===== Extracted text =====
Leaning into the Surrealist tradition of assemblage, the work pulls on the suggested links between the found pages only to inevitably disrupt them. They range thematically from the absurd to the psychological, where they stand at their best.

Courtesy of Noah Robinson

It is a critique of cultural norms, overwriting the dominant narrative of whiteness which Kher experienced when growing up in suburban England. There is nothing static here, with a real immediacy in the modifications to the pages of text.

Courtesy of Noah Robinson

The work lining the walls of the lower gallery feels mostly anatomical in nature, building on familiar yet strangely distant shapes.

Her Body Incantatory drawings have a playful energy to them, freely chaotic and unpredictable. As part of Kher’s practise, they are intuitively made as part of her own “hand-brain-body-art-language”, an entirely self-created term.

Courtesy of Noah Robinson

The drawings feel like an expression of the unconscious, part Freudian, with wild reoccurring circular and structurally cellular shapes. At times, they can lose their form, too abstract to have meaning, but are undeniably aesthetically arresting.

Courtesy of Noah Robinson

Entering the upper gallery, the space is visually dominated by a wooden loop, part suspended above rough pieces in a contorted and united balancing art. This impossible feat is naturally daring.

Recalling Camus’ reinterpretation of the Greek myth, Consummate joy and a Sisyphean task imagines the crude act of pushing a boulder up a hill as a meditative undertaking.

Courtesy of Noah Robinson

It stands in contrast to the warm tones of the other work, made of pieces of wood at different levels of processing. It naturally comments on the physical act of manual labour and the work of the body. Whilst it is conceptually weighty, it leaves much to be desired. Its array of objects pushes us towards themes of place and belonging, but Kher’s symbolic use of geometric shapes is entirely lost.
===== Data provided =====
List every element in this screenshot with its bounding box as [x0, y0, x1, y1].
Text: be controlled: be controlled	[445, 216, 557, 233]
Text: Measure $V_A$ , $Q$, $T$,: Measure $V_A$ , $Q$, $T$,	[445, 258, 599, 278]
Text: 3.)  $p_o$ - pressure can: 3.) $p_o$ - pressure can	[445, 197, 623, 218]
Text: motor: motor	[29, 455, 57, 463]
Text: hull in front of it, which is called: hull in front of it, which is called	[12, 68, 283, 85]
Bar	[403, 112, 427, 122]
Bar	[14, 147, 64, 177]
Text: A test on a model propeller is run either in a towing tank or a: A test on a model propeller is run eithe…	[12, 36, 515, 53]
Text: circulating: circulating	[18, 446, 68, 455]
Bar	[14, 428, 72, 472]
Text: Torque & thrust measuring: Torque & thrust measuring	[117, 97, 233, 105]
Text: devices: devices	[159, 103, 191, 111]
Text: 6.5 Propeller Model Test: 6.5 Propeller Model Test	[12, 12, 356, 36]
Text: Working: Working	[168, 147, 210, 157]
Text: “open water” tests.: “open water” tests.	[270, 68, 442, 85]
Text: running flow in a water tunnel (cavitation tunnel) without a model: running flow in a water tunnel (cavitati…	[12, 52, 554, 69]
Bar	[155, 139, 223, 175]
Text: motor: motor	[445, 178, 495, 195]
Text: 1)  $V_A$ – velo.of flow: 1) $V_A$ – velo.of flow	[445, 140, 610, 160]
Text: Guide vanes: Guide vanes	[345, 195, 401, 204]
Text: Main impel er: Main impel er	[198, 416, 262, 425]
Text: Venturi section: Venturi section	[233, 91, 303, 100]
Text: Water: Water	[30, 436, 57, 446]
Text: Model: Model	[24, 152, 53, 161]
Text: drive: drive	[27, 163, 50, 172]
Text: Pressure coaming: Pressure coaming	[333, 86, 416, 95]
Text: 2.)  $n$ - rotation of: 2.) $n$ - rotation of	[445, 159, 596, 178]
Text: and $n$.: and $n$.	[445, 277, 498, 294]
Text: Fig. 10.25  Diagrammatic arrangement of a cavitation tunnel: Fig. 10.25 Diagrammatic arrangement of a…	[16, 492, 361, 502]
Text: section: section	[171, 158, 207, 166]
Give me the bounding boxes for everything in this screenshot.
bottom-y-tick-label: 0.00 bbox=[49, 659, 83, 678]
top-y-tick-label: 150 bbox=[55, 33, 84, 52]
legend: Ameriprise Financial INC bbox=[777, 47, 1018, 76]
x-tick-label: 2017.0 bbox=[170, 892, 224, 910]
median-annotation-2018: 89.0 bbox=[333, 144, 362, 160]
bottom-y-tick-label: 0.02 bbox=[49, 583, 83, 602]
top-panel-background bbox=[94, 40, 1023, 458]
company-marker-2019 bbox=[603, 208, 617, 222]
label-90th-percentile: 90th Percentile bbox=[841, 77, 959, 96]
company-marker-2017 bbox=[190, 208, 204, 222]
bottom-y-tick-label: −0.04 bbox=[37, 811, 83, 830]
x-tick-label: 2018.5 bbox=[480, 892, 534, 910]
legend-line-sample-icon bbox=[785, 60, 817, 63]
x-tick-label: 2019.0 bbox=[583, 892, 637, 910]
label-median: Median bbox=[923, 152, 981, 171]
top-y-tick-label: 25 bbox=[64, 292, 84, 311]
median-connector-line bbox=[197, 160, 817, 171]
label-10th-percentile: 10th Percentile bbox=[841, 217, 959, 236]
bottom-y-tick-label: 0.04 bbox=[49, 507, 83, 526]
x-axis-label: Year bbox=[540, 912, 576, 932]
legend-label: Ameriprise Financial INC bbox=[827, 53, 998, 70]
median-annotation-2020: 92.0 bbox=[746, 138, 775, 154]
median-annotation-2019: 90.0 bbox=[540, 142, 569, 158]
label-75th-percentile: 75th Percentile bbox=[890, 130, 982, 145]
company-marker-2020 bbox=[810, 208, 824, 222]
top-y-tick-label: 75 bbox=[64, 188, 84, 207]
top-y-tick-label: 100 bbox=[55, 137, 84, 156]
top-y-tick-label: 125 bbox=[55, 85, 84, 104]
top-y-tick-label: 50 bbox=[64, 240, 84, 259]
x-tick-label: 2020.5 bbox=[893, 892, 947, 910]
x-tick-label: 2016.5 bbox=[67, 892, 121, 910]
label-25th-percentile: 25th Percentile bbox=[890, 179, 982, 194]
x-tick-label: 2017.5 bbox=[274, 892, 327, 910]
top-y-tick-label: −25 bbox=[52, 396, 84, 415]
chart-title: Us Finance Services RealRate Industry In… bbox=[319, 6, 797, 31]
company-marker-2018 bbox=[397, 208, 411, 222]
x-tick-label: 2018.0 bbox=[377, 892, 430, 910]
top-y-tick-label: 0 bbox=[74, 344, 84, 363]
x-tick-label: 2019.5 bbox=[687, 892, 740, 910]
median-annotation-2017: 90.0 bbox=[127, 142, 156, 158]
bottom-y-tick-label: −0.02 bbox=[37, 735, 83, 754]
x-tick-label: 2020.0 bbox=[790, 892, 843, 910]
=====
Written problem: Continue the review of Kher's exhibition from its last sentence, carrying on in the same voice.

Output for this exercise:
The circle frames the Heroides series, where Kher uses bindis as a language to create fictional love letters inspired by Ovid. After moving to New Delhi in 1993, Kher began to work with bindis, a now vital part of her practise. As she describes “they carry memory and narrative sleights of hand…a leftover of some experience”, looking back to their traditional religious significance.

Rather than cellular shapes, in this series, the bindis take on the form of constellations, with each circle recording an individual story or moment. There is a sense of possibility in the work’s expanse, connecting past and present and placing it into a new and exciting context.

Courtesy of Noah Robinson

This process of transformation is common to Kher’s work. Moving into a side room off the upper gallery sit a collection of what look like geological masses. The Chimera sculptures began as a plaster cast of a head and face, later enveloped in layers of wax and hessian fibre.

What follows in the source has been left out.